Material shown.
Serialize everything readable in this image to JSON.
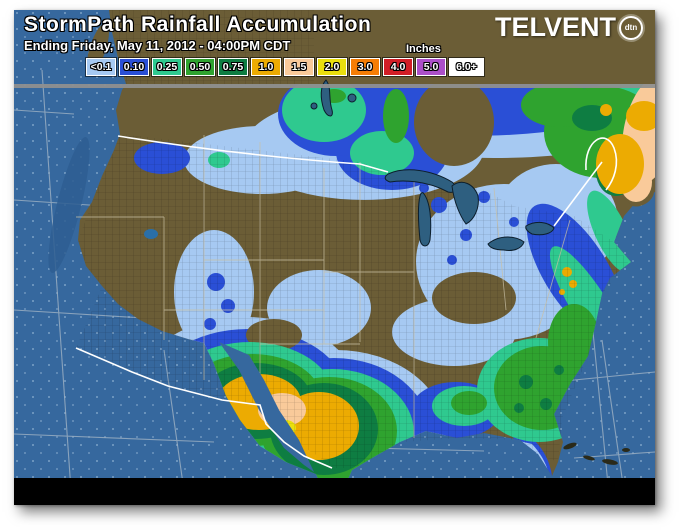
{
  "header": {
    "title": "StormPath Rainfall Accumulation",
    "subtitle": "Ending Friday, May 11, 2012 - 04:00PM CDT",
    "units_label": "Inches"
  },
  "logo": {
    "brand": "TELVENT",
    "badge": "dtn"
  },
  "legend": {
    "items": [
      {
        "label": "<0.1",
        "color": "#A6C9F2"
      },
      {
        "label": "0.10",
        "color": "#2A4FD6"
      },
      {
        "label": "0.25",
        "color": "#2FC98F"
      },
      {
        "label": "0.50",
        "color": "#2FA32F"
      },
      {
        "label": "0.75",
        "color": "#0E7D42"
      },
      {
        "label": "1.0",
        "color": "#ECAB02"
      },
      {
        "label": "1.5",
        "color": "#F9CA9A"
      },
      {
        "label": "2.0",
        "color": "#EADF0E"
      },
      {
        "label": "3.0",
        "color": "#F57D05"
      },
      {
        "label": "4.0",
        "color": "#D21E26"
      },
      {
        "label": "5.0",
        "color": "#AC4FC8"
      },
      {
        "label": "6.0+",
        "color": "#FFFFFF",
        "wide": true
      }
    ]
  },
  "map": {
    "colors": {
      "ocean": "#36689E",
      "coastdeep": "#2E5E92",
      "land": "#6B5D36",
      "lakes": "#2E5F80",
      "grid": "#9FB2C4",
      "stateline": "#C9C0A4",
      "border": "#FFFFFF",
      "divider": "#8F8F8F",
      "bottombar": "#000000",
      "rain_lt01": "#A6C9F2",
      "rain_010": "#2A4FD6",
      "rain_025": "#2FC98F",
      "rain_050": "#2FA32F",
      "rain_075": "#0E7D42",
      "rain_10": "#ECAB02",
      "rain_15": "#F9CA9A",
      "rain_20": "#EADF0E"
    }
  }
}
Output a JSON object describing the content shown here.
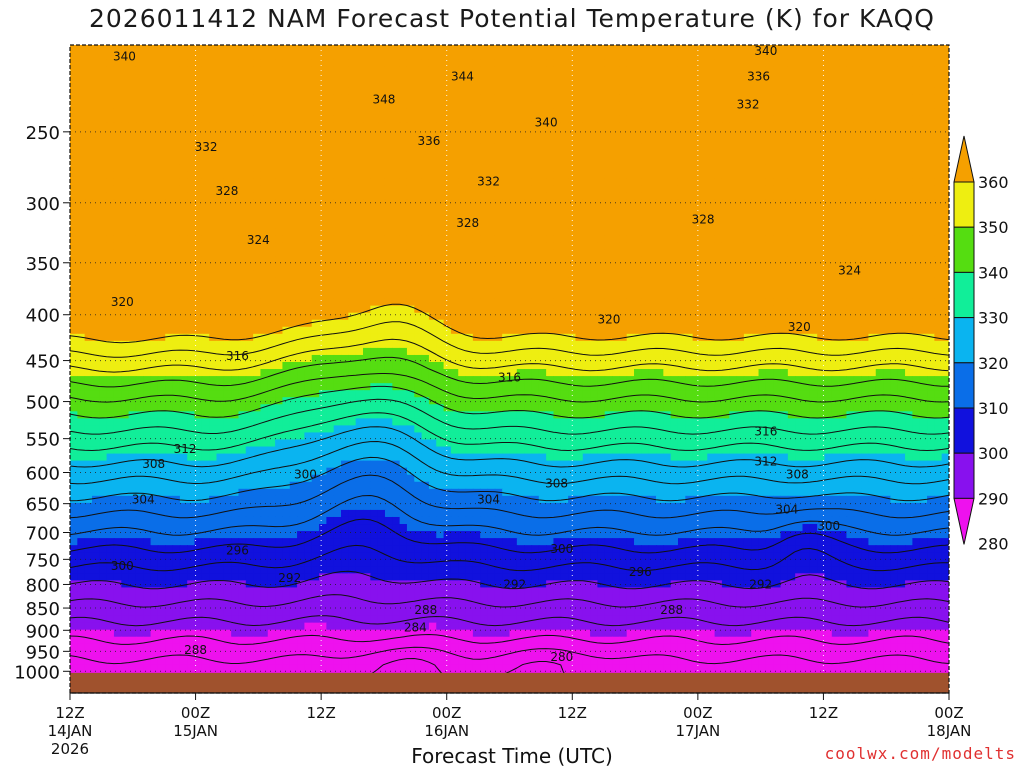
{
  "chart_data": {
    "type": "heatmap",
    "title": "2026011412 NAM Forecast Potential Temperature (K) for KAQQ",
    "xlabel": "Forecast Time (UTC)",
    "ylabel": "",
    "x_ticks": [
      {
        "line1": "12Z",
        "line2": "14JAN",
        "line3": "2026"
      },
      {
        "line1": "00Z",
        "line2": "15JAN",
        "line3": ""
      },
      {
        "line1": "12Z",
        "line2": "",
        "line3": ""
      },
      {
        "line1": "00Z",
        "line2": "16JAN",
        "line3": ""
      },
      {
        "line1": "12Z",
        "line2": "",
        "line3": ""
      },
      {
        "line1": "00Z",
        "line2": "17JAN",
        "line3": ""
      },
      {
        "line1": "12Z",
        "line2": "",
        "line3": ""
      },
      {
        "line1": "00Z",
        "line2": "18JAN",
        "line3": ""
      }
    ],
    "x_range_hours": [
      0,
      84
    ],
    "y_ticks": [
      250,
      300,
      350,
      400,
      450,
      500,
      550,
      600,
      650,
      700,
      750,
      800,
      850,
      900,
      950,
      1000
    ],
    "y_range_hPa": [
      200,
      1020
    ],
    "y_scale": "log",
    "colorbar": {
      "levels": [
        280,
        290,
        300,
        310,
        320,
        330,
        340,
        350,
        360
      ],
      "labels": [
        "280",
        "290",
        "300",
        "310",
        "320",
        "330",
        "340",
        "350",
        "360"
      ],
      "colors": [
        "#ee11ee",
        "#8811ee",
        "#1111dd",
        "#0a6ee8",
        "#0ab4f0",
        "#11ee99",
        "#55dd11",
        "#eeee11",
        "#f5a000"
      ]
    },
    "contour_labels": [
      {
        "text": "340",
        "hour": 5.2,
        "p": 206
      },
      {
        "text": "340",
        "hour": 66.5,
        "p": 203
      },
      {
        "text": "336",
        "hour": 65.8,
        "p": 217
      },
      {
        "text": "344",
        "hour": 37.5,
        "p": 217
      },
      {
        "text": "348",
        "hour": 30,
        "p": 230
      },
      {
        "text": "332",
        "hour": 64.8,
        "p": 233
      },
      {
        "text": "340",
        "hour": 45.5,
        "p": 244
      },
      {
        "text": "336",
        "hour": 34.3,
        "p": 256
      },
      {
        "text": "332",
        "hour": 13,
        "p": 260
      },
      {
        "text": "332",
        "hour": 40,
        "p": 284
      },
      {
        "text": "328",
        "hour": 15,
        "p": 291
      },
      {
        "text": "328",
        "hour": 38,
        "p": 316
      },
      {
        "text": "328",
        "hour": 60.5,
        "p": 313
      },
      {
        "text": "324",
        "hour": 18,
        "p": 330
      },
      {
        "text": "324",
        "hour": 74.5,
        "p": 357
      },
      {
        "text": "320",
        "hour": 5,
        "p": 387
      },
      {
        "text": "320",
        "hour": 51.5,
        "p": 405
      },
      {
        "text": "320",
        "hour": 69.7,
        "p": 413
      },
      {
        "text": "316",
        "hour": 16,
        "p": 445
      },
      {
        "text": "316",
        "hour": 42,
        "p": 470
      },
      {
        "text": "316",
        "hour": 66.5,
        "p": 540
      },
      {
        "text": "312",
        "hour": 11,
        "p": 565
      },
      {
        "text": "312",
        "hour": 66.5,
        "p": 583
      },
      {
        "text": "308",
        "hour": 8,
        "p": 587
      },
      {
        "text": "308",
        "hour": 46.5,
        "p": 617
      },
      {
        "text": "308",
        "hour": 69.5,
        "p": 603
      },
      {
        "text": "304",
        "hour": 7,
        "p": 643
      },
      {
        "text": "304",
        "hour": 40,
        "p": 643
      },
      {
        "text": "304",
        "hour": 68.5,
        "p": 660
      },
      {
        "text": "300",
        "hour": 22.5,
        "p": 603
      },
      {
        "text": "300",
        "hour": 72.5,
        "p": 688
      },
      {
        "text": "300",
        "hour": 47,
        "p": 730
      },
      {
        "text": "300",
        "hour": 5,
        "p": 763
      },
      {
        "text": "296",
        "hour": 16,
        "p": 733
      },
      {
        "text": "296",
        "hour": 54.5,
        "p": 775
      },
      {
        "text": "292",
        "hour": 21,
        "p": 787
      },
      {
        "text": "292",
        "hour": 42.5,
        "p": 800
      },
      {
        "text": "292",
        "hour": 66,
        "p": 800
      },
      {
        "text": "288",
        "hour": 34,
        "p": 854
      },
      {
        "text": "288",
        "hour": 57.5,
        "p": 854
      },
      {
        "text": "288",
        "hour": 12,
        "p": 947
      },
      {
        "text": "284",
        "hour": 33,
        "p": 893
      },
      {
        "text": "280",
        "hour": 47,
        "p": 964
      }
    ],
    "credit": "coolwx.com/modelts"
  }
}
...
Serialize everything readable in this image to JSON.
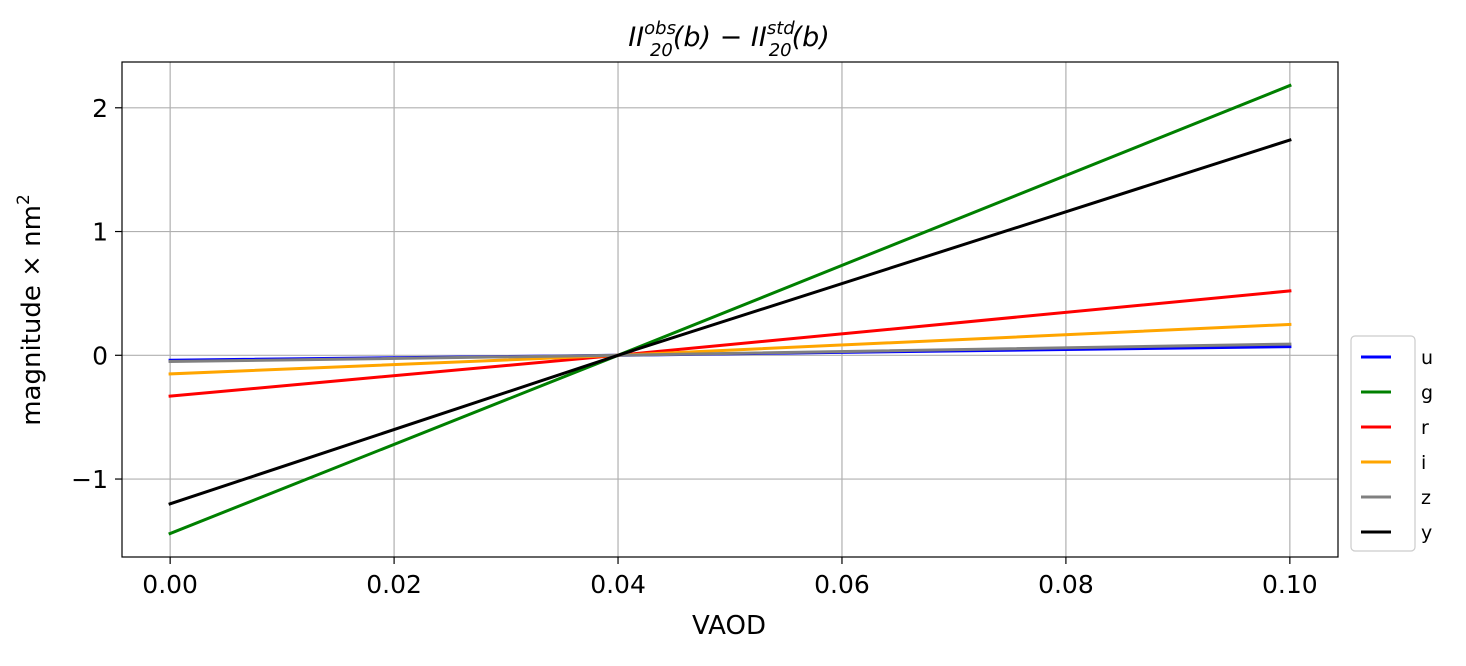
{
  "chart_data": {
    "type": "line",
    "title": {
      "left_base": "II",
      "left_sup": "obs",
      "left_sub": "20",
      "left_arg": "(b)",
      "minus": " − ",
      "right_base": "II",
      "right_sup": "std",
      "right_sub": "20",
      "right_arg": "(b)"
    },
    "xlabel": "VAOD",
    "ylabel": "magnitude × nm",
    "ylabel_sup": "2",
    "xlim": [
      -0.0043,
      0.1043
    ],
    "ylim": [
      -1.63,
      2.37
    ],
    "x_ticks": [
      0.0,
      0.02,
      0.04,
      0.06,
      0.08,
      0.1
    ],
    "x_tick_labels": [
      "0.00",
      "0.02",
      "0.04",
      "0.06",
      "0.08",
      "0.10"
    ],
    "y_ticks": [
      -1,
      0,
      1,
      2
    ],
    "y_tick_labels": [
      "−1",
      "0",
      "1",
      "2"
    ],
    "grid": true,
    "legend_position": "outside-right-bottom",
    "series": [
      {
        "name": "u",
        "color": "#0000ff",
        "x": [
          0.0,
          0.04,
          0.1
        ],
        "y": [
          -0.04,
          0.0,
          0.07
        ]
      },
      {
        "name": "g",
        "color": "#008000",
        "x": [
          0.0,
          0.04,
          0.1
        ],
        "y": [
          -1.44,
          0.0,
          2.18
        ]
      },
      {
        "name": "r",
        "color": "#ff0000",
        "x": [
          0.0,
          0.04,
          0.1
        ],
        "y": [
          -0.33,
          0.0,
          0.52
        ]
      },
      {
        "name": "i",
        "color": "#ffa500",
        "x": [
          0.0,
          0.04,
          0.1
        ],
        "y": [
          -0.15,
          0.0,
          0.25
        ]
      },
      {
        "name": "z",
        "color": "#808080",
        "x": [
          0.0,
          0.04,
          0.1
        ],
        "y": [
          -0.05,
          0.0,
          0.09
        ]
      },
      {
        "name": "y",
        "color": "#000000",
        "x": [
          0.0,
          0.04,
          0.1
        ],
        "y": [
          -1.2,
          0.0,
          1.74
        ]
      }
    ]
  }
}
==
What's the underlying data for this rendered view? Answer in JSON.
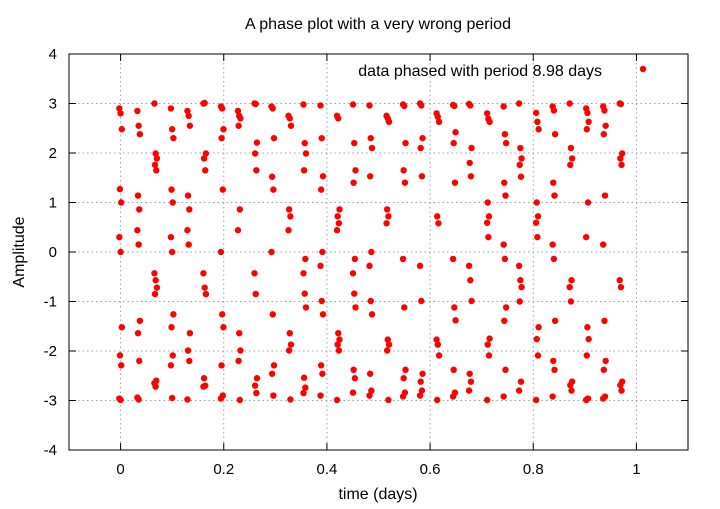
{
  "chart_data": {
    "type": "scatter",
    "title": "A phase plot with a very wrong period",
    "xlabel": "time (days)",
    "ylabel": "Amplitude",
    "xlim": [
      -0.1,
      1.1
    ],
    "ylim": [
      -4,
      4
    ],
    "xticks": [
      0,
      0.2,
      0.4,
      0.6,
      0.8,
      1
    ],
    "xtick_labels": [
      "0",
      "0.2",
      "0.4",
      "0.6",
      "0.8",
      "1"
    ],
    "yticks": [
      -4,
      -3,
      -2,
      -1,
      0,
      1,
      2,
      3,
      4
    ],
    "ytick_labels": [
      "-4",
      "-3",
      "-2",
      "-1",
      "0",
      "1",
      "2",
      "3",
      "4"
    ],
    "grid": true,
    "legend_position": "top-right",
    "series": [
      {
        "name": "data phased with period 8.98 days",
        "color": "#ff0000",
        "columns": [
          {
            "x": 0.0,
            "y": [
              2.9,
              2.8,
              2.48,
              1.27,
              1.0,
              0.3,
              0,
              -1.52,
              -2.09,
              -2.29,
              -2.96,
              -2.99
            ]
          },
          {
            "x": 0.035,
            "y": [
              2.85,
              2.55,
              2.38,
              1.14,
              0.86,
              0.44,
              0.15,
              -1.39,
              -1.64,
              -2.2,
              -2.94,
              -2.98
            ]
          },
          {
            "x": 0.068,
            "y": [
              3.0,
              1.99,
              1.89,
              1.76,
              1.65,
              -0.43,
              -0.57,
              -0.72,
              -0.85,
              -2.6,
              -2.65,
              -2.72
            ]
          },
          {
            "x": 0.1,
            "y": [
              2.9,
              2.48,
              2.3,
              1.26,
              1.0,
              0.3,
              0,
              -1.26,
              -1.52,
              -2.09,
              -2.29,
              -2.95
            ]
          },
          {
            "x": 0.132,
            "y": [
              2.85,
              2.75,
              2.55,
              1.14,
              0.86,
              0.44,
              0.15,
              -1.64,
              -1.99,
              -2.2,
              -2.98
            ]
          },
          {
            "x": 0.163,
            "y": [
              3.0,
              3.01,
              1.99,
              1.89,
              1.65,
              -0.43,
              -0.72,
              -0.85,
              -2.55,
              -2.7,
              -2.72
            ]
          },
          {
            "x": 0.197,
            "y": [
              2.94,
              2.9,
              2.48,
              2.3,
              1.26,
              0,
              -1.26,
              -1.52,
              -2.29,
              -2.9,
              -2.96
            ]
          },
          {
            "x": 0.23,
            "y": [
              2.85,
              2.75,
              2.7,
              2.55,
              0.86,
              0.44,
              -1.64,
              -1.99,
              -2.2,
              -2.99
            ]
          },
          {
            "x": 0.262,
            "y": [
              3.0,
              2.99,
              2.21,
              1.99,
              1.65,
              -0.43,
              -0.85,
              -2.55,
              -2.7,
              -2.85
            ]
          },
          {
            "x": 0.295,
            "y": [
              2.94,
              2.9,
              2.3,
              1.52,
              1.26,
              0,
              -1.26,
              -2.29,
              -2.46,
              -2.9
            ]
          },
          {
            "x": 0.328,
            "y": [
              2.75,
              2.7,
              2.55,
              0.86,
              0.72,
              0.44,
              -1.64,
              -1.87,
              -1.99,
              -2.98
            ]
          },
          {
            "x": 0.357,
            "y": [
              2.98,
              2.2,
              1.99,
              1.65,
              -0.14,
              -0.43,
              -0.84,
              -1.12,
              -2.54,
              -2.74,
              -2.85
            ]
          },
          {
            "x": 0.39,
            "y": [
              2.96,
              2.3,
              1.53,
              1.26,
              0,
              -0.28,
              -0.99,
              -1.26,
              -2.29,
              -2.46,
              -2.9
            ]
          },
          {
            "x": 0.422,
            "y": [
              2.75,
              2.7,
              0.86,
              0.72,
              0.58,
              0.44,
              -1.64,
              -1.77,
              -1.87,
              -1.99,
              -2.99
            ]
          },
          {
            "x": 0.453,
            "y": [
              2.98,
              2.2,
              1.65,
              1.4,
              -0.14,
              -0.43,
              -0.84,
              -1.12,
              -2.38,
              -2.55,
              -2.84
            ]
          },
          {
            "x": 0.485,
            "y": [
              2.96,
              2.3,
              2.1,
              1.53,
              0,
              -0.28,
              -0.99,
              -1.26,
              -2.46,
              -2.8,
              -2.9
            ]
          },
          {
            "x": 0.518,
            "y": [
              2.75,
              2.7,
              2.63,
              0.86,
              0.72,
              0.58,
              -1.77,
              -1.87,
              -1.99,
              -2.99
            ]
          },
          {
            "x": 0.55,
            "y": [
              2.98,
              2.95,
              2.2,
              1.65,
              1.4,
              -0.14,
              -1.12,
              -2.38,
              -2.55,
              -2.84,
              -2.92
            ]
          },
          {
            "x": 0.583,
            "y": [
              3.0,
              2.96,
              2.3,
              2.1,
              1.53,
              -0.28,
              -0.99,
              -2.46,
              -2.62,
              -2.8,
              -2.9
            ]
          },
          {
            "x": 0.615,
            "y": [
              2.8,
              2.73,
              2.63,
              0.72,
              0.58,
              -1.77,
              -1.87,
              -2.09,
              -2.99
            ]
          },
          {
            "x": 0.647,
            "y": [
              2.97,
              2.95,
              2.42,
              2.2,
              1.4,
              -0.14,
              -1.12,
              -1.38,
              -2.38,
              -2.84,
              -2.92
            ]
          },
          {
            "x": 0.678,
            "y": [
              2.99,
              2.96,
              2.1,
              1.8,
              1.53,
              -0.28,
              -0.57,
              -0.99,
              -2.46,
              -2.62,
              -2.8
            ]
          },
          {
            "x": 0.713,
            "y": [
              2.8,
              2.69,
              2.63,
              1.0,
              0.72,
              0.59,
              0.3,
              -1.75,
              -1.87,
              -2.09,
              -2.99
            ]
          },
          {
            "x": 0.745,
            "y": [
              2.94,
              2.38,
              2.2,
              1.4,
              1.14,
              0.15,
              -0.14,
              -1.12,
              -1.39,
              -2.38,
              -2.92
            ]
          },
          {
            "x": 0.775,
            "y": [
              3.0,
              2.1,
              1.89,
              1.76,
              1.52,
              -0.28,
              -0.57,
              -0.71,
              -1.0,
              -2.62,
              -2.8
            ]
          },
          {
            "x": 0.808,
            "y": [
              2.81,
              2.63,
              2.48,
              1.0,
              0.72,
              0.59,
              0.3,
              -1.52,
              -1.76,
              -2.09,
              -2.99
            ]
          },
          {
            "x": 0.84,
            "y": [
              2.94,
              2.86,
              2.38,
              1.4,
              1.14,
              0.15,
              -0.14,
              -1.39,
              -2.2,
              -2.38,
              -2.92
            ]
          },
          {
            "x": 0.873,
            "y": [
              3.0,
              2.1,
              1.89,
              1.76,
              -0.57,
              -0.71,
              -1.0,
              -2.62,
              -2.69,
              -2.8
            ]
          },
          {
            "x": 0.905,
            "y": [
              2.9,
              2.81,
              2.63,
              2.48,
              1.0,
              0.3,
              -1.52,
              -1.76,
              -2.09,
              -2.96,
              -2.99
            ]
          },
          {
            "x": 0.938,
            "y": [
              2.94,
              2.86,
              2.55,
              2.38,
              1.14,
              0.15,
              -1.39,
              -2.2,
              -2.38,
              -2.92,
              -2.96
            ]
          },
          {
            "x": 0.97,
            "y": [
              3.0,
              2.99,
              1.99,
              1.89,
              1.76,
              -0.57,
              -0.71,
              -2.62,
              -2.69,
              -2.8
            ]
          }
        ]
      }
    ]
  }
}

Written request. In the records above, how many lines contain the string "days"? State that number only.

Written solution. 2